- _Task description_: Reproduce every entry below precisely. Pictures are excluded from the copy.

Dataset entries on figures
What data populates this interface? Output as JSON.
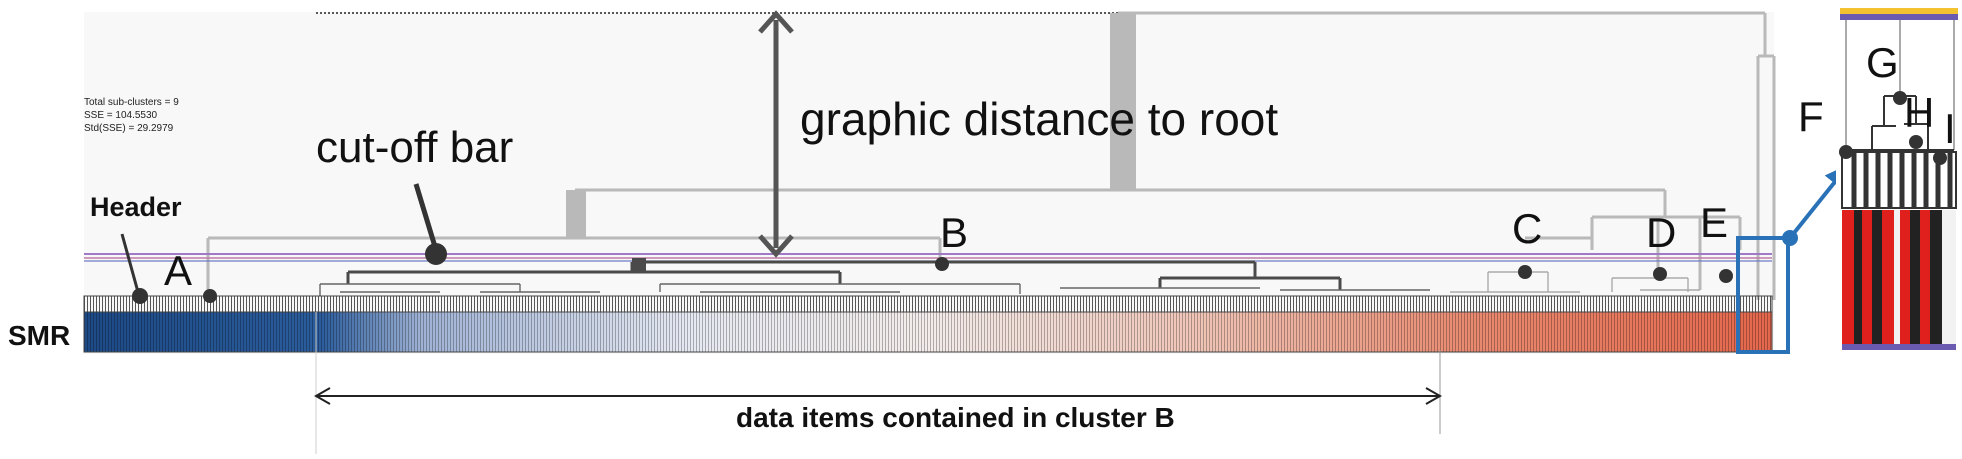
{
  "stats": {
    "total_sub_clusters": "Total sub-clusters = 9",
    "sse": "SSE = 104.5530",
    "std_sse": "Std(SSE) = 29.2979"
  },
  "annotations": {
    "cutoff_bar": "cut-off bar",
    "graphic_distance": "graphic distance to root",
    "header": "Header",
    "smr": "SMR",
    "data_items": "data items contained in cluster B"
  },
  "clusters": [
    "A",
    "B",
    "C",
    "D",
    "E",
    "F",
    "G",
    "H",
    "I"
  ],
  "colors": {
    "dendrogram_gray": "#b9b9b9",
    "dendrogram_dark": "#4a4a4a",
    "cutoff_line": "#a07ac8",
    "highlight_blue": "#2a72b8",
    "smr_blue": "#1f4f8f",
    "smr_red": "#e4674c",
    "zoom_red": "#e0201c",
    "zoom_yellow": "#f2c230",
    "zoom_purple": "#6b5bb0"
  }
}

- _Finished answer_:
What data populates this interface? Output as JSON.
{
  "stats": {
    "total_sub_clusters": "Total sub-clusters = 9",
    "sse": "SSE = 104.5530",
    "std_sse": "Std(SSE) = 29.2979"
  },
  "annotations": {
    "cutoff_bar": "cut-off bar",
    "graphic_distance": "graphic distance to root",
    "header": "Header",
    "smr": "SMR",
    "data_items": "data items contained in cluster B"
  },
  "clusters": [
    "A",
    "B",
    "C",
    "D",
    "E",
    "F",
    "G",
    "H",
    "I"
  ],
  "colors": {
    "dendrogram_gray": "#b9b9b9",
    "dendrogram_dark": "#4a4a4a",
    "cutoff_line": "#a07ac8",
    "highlight_blue": "#2a72b8",
    "smr_blue": "#1f4f8f",
    "smr_red": "#e4674c",
    "zoom_red": "#e0201c",
    "zoom_yellow": "#f2c230",
    "zoom_purple": "#6b5bb0"
  }
}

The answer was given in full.